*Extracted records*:
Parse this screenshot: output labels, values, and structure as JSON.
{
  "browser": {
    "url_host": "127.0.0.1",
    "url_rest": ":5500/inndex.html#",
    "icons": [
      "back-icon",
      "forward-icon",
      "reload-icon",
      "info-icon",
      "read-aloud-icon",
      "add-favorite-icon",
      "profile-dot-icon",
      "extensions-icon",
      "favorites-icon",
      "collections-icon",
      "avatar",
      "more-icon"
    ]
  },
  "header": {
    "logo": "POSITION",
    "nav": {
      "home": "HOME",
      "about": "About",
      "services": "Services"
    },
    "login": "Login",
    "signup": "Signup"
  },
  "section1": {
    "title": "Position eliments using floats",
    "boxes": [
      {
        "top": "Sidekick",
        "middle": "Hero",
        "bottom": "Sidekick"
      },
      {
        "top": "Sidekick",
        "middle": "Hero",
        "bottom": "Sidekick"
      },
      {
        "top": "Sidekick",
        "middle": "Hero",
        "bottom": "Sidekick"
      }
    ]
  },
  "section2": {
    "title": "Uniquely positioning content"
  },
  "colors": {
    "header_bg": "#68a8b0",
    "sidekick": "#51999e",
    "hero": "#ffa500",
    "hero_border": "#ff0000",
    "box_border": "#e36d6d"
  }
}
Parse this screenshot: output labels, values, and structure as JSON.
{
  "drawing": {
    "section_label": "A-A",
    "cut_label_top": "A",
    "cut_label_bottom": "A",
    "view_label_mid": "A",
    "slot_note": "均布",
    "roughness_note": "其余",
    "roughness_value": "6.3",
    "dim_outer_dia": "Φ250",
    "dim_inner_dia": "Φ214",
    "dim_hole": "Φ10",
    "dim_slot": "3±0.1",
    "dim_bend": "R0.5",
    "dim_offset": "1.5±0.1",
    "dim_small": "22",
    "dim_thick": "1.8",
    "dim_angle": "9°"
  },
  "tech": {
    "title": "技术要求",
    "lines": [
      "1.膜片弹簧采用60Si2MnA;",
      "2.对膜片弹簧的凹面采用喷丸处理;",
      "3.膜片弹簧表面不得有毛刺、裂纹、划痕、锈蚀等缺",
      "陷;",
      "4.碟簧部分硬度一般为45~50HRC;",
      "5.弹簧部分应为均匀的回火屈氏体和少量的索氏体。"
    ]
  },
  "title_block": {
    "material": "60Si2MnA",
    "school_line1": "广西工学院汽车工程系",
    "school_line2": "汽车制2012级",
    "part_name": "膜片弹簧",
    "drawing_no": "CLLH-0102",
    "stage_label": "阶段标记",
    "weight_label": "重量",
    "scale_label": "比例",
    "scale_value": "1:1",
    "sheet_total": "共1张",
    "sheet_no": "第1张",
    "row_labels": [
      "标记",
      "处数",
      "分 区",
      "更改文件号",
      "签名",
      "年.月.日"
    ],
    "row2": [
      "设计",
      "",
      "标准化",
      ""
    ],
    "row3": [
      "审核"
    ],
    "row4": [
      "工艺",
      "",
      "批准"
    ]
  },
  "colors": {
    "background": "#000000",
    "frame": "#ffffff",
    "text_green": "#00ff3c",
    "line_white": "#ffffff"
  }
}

*WRITTEN EXERCISE*: Return the listing above in its exact form.

*FINAL RESULT*:
Parse this screenshot: output labels, values, and structure as JSON.
{
  "browser": {
    "url_host": "127.0.0.1",
    "url_rest": ":5500/inndex.html#",
    "icons": [
      "back-icon",
      "forward-icon",
      "reload-icon",
      "info-icon",
      "read-aloud-icon",
      "add-favorite-icon",
      "profile-dot-icon",
      "extensions-icon",
      "favorites-icon",
      "collections-icon",
      "avatar",
      "more-icon"
    ]
  },
  "header": {
    "logo": "POSITION",
    "nav": {
      "home": "HOME",
      "about": "About",
      "services": "Services"
    },
    "login": "Login",
    "signup": "Signup"
  },
  "section1": {
    "title": "Position eliments using floats",
    "boxes": [
      {
        "top": "Sidekick",
        "middle": "Hero",
        "bottom": "Sidekick"
      },
      {
        "top": "Sidekick",
        "middle": "Hero",
        "bottom": "Sidekick"
      },
      {
        "top": "Sidekick",
        "middle": "Hero",
        "bottom": "Sidekick"
      }
    ]
  },
  "section2": {
    "title": "Uniquely positioning content"
  },
  "colors": {
    "header_bg": "#68a8b0",
    "sidekick": "#51999e",
    "hero": "#ffa500",
    "hero_border": "#ff0000",
    "box_border": "#e36d6d"
  }
}
Parse this screenshot: output labels, values, and structure as JSON.
{
  "drawing": {
    "section_label": "A-A",
    "cut_label_top": "A",
    "cut_label_bottom": "A",
    "view_label_mid": "A",
    "slot_note": "均布",
    "roughness_note": "其余",
    "roughness_value": "6.3",
    "dim_outer_dia": "Φ250",
    "dim_inner_dia": "Φ214",
    "dim_hole": "Φ10",
    "dim_slot": "3±0.1",
    "dim_bend": "R0.5",
    "dim_offset": "1.5±0.1",
    "dim_small": "22",
    "dim_thick": "1.8",
    "dim_angle": "9°"
  },
  "tech": {
    "title": "技术要求",
    "lines": [
      "1.膜片弹簧采用60Si2MnA;",
      "2.对膜片弹簧的凹面采用喷丸处理;",
      "3.膜片弹簧表面不得有毛刺、裂纹、划痕、锈蚀等缺",
      "陷;",
      "4.碟簧部分硬度一般为45~50HRC;",
      "5.弹簧部分应为均匀的回火屈氏体和少量的索氏体。"
    ]
  },
  "title_block": {
    "material": "60Si2MnA",
    "school_line1": "广西工学院汽车工程系",
    "school_line2": "汽车制2012级",
    "part_name": "膜片弹簧",
    "drawing_no": "CLLH-0102",
    "stage_label": "阶段标记",
    "weight_label": "重量",
    "scale_label": "比例",
    "scale_value": "1:1",
    "sheet_total": "共1张",
    "sheet_no": "第1张",
    "row_labels": [
      "标记",
      "处数",
      "分 区",
      "更改文件号",
      "签名",
      "年.月.日"
    ],
    "row2": [
      "设计",
      "",
      "标准化",
      ""
    ],
    "row3": [
      "审核"
    ],
    "row4": [
      "工艺",
      "",
      "批准"
    ]
  },
  "colors": {
    "background": "#000000",
    "frame": "#ffffff",
    "text_green": "#00ff3c",
    "line_white": "#ffffff"
  }
}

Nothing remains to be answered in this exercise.